--- START ---

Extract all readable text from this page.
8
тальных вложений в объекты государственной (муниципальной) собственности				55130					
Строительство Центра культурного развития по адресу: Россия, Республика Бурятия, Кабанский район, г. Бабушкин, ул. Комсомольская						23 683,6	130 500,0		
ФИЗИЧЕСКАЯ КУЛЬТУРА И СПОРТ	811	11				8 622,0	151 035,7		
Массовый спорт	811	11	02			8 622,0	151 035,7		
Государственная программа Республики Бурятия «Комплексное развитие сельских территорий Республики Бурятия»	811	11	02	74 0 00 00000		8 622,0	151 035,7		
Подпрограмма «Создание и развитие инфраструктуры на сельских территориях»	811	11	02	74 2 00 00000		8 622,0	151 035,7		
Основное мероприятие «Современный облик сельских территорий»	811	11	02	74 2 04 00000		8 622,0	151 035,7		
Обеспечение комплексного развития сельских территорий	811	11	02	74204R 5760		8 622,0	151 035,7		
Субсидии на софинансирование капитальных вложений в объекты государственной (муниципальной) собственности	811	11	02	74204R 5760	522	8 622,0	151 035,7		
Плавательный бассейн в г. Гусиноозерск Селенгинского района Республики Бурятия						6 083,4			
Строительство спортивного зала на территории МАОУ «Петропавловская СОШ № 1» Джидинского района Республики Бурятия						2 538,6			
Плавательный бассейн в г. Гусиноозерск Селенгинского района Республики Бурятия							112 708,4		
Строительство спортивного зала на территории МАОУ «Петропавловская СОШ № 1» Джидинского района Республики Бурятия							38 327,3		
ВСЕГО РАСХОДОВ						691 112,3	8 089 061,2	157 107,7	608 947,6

--- END ---

● PROBLEM REQUIREMENTS: Looking at the entries above, state how many lines contain "муниципальной"; give the number alone.

● FULL SOLUTION: 2